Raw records
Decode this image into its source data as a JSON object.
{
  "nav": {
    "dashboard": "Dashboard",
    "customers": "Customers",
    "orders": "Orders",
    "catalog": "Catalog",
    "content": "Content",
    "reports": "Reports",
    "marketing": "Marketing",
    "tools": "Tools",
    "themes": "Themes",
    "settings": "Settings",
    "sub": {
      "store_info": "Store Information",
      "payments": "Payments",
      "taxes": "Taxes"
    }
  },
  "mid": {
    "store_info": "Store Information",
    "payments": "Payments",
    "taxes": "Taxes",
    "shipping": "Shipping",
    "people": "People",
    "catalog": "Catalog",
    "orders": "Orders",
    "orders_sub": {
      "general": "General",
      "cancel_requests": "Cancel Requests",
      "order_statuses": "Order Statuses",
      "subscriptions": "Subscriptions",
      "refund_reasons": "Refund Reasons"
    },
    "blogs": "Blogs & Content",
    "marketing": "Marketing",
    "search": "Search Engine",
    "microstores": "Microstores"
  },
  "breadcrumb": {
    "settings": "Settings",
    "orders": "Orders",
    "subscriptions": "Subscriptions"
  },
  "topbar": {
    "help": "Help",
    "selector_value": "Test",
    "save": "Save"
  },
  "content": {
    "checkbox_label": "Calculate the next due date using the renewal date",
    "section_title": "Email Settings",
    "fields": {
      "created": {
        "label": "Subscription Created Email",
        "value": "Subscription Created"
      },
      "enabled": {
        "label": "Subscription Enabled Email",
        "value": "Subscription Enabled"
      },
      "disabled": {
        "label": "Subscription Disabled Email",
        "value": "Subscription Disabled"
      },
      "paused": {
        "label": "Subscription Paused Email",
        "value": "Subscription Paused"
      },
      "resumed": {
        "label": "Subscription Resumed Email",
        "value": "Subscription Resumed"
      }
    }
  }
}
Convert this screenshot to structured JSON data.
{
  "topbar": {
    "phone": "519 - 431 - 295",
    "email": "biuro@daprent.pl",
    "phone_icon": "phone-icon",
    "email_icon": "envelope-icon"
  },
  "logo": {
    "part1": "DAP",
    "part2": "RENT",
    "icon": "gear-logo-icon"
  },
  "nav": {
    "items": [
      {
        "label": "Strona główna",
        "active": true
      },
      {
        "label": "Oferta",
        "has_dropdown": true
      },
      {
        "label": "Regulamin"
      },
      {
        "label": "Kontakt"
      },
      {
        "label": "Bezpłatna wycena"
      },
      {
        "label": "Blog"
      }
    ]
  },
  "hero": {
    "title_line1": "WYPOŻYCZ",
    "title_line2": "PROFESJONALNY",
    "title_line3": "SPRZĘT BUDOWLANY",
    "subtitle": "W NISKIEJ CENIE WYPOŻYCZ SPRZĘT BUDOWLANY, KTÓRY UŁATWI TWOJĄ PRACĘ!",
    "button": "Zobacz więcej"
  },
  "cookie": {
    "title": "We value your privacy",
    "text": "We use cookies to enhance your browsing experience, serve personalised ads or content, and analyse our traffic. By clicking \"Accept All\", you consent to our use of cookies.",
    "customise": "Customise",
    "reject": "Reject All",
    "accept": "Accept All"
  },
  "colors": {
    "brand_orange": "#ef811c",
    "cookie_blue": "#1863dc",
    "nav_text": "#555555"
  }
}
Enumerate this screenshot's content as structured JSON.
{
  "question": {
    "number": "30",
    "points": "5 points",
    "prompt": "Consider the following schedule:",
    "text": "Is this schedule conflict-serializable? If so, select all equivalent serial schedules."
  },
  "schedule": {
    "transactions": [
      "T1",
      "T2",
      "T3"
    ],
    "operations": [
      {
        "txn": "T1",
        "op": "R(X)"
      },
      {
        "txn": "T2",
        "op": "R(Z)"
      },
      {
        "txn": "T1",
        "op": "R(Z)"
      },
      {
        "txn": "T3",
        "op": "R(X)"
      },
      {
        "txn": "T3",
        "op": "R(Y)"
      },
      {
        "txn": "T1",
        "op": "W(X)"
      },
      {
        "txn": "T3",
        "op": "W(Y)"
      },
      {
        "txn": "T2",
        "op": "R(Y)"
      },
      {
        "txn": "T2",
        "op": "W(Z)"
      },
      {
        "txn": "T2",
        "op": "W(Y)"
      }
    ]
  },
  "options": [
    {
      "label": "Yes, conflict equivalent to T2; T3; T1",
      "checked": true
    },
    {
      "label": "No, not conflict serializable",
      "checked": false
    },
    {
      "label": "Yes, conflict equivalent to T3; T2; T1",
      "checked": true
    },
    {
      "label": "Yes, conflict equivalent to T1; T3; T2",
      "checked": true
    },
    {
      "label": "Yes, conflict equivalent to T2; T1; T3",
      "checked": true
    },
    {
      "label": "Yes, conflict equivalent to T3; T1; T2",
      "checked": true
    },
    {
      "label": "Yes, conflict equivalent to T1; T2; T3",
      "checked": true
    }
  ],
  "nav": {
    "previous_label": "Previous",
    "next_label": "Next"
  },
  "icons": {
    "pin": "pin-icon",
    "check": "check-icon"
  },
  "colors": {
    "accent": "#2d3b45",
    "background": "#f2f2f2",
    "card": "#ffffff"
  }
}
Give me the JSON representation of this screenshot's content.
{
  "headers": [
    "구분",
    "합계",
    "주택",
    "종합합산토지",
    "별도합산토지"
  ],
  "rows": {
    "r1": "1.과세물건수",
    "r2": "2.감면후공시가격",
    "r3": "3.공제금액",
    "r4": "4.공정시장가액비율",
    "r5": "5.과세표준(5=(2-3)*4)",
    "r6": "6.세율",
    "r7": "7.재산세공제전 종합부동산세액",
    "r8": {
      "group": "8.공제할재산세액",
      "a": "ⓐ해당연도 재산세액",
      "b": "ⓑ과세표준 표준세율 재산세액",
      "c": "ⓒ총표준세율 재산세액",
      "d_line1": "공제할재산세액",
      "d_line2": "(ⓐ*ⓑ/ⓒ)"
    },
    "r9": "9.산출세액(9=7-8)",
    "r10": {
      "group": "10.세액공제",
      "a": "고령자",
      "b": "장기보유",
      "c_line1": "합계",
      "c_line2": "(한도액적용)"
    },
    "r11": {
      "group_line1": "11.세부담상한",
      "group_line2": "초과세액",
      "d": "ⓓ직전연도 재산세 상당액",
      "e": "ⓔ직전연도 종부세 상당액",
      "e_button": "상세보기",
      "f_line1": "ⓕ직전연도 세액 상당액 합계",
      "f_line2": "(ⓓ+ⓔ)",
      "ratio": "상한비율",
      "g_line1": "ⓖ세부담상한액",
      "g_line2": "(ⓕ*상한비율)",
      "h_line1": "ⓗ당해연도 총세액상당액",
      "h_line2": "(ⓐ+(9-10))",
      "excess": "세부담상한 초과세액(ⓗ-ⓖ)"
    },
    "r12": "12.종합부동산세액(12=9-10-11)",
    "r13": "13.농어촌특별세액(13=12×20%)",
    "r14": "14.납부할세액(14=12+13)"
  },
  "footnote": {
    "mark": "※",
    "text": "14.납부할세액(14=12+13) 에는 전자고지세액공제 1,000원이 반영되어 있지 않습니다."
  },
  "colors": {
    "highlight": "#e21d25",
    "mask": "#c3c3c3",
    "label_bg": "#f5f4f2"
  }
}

◆ The task: Repeat only the stretch of lines starting at the one containing "Give me the" and running to the final line of the entries above.

◆ Final answer:
Give me the JSON representation of this screenshot's content.
{
  "headers": [
    "구분",
    "합계",
    "주택",
    "종합합산토지",
    "별도합산토지"
  ],
  "rows": {
    "r1": "1.과세물건수",
    "r2": "2.감면후공시가격",
    "r3": "3.공제금액",
    "r4": "4.공정시장가액비율",
    "r5": "5.과세표준(5=(2-3)*4)",
    "r6": "6.세율",
    "r7": "7.재산세공제전 종합부동산세액",
    "r8": {
      "group": "8.공제할재산세액",
      "a": "ⓐ해당연도 재산세액",
      "b": "ⓑ과세표준 표준세율 재산세액",
      "c": "ⓒ총표준세율 재산세액",
      "d_line1": "공제할재산세액",
      "d_line2": "(ⓐ*ⓑ/ⓒ)"
    },
    "r9": "9.산출세액(9=7-8)",
    "r10": {
      "group": "10.세액공제",
      "a": "고령자",
      "b": "장기보유",
      "c_line1": "합계",
      "c_line2": "(한도액적용)"
    },
    "r11": {
      "group_line1": "11.세부담상한",
      "group_line2": "초과세액",
      "d": "ⓓ직전연도 재산세 상당액",
      "e": "ⓔ직전연도 종부세 상당액",
      "e_button": "상세보기",
      "f_line1": "ⓕ직전연도 세액 상당액 합계",
      "f_line2": "(ⓓ+ⓔ)",
      "ratio": "상한비율",
      "g_line1": "ⓖ세부담상한액",
      "g_line2": "(ⓕ*상한비율)",
      "h_line1": "ⓗ당해연도 총세액상당액",
      "h_line2": "(ⓐ+(9-10))",
      "excess": "세부담상한 초과세액(ⓗ-ⓖ)"
    },
    "r12": "12.종합부동산세액(12=9-10-11)",
    "r13": "13.농어촌특별세액(13=12×20%)",
    "r14": "14.납부할세액(14=12+13)"
  },
  "footnote": {
    "mark": "※",
    "text": "14.납부할세액(14=12+13) 에는 전자고지세액공제 1,000원이 반영되어 있지 않습니다."
  },
  "colors": {
    "highlight": "#e21d25",
    "mask": "#c3c3c3",
    "label_bg": "#f5f4f2"
  }
}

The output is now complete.